→ WHAT YOU SHOULD DO
Below are entries to be transcribed exactly; exclude the pictures from the copy.

[Extracted records]
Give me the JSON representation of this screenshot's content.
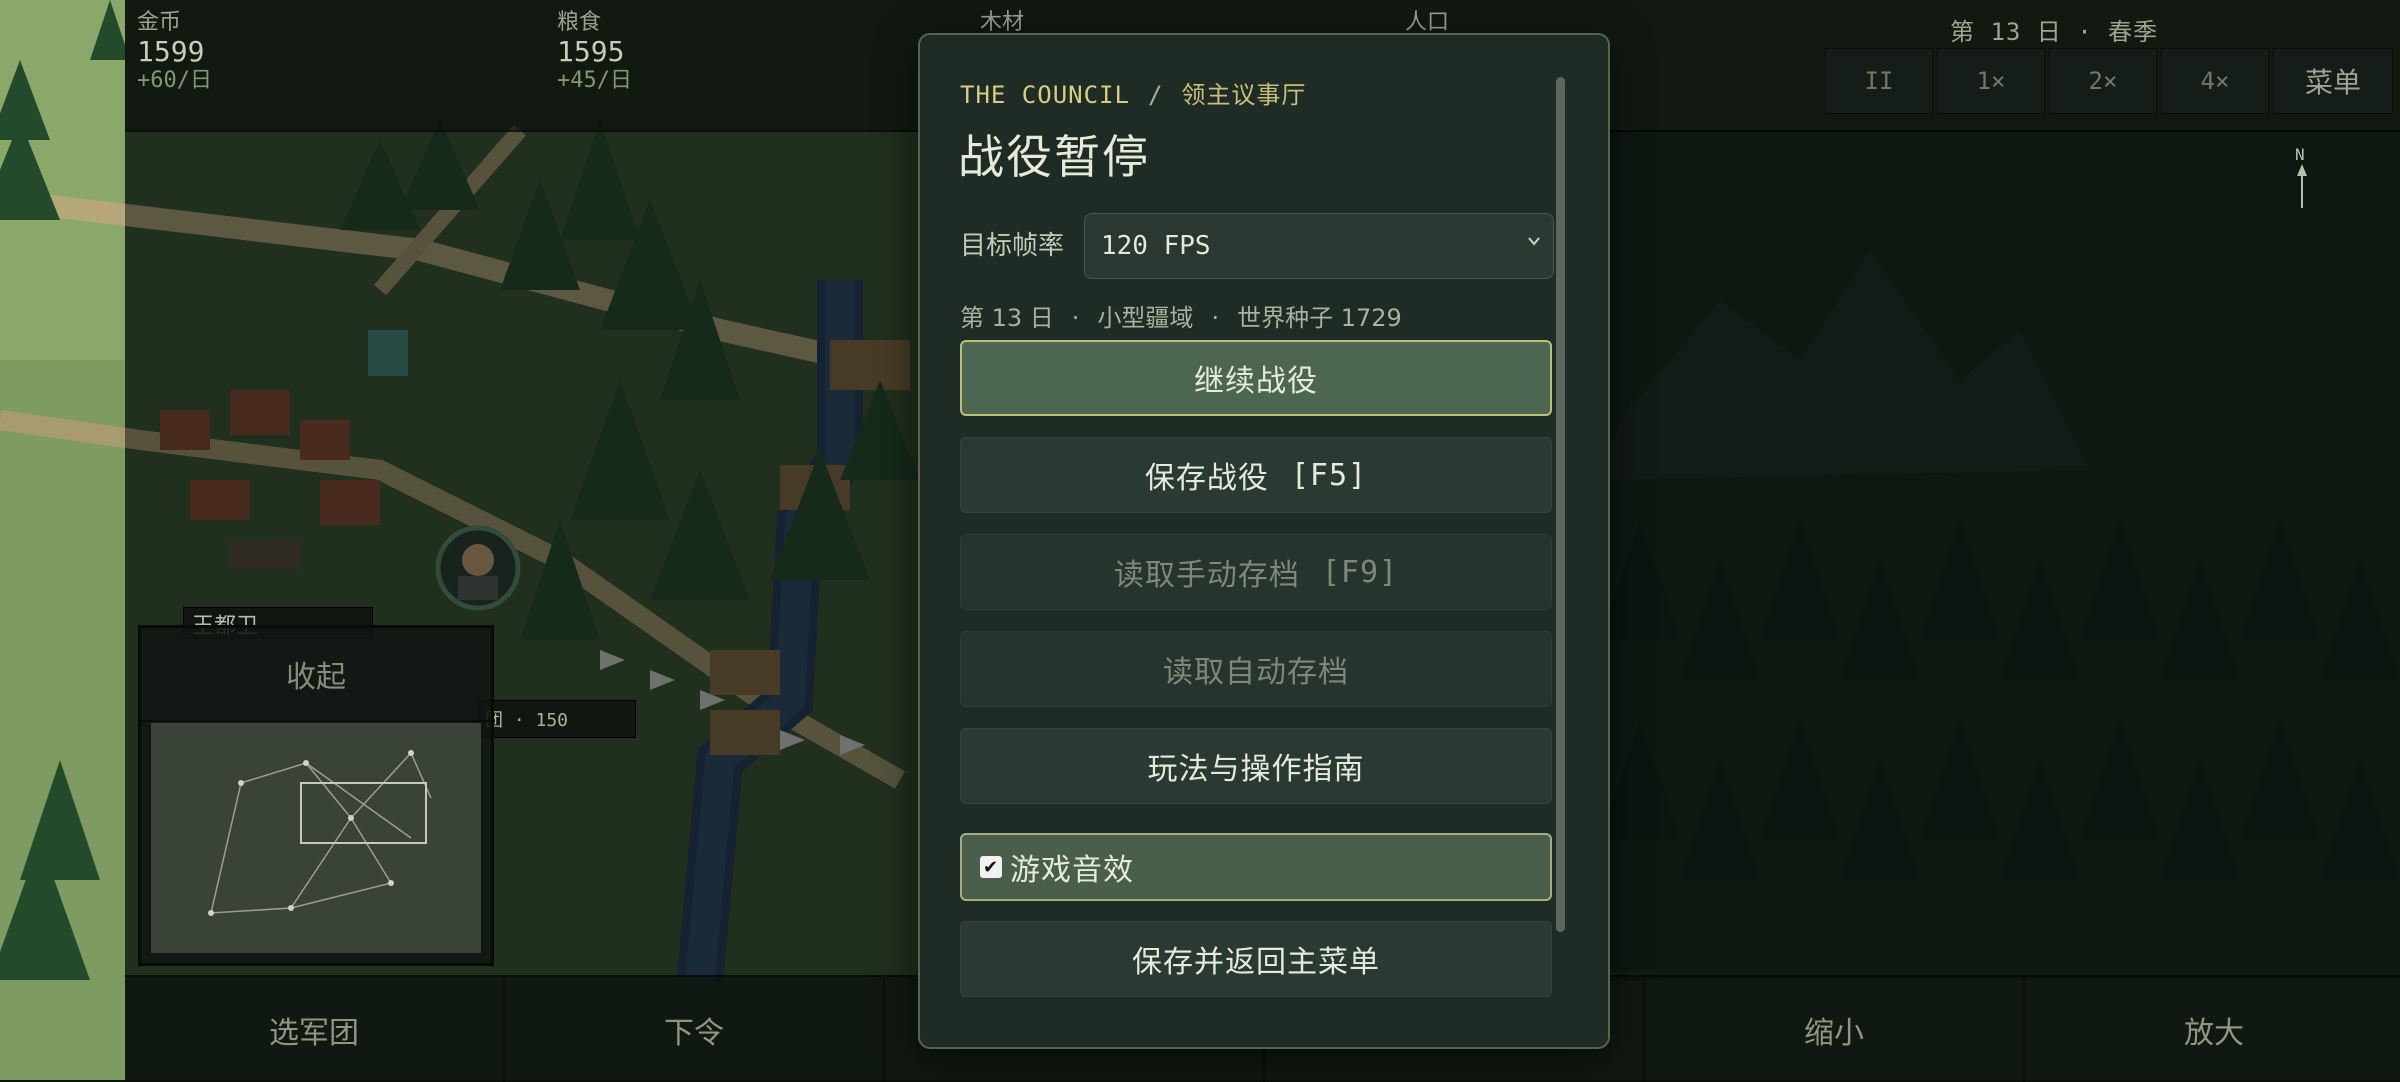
{
  "hud": {
    "gold": {
      "label": "金币",
      "value": "1599",
      "rate": "+60/日"
    },
    "food": {
      "label": "粮食",
      "value": "1595",
      "rate": "+45/日"
    },
    "wood": {
      "label": "木材"
    },
    "population": {
      "label": "人口"
    },
    "day": "第 13 日 · 春季",
    "speed_buttons": [
      "II",
      "1×",
      "2×",
      "4×"
    ],
    "menu": "菜单"
  },
  "bottom_bar": {
    "buttons": [
      "选军团",
      "下令",
      "",
      "",
      "缩小",
      "放大"
    ]
  },
  "minimap": {
    "collapse": "收起"
  },
  "map": {
    "army_name": "王都卫",
    "army_info": "团 · 150",
    "compass": "N"
  },
  "modal": {
    "breadcrumb_en": "THE COUNCIL",
    "breadcrumb_sep": "/",
    "breadcrumb_cn": "领主议事厅",
    "title": "战役暂停",
    "fps_label": "目标帧率",
    "fps_value": "120 FPS",
    "meta": {
      "day": "第 13 日",
      "size": "小型疆域",
      "seed": "世界种子 1729",
      "dot": "·"
    },
    "buttons": {
      "resume": "继续战役",
      "save": "保存战役",
      "save_key": "[F5]",
      "load_manual": "读取手动存档",
      "load_manual_key": "[F9]",
      "load_auto": "读取自动存档",
      "guide": "玩法与操作指南",
      "sound": "游戏音效",
      "save_exit": "保存并返回主菜单"
    },
    "sound_enabled": true
  },
  "colors": {
    "accent": "#b9c27a",
    "panel": "#1f2b25",
    "button": "#2a3a32",
    "primary_button": "#4d6651"
  }
}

→ FULL OUTPUT
Give me the JSON representation of this screenshot's content.
{
  "hud": {
    "gold": {
      "label": "金币",
      "value": "1599",
      "rate": "+60/日"
    },
    "food": {
      "label": "粮食",
      "value": "1595",
      "rate": "+45/日"
    },
    "wood": {
      "label": "木材"
    },
    "population": {
      "label": "人口"
    },
    "day": "第 13 日 · 春季",
    "speed_buttons": [
      "II",
      "1×",
      "2×",
      "4×"
    ],
    "menu": "菜单"
  },
  "bottom_bar": {
    "buttons": [
      "选军团",
      "下令",
      "",
      "",
      "缩小",
      "放大"
    ]
  },
  "minimap": {
    "collapse": "收起"
  },
  "map": {
    "army_name": "王都卫",
    "army_info": "团 · 150",
    "compass": "N"
  },
  "modal": {
    "breadcrumb_en": "THE COUNCIL",
    "breadcrumb_sep": "/",
    "breadcrumb_cn": "领主议事厅",
    "title": "战役暂停",
    "fps_label": "目标帧率",
    "fps_value": "120 FPS",
    "meta": {
      "day": "第 13 日",
      "size": "小型疆域",
      "seed": "世界种子 1729",
      "dot": "·"
    },
    "buttons": {
      "resume": "继续战役",
      "save": "保存战役",
      "save_key": "[F5]",
      "load_manual": "读取手动存档",
      "load_manual_key": "[F9]",
      "load_auto": "读取自动存档",
      "guide": "玩法与操作指南",
      "sound": "游戏音效",
      "save_exit": "保存并返回主菜单"
    },
    "sound_enabled": true
  },
  "colors": {
    "accent": "#b9c27a",
    "panel": "#1f2b25",
    "button": "#2a3a32",
    "primary_button": "#4d6651"
  }
}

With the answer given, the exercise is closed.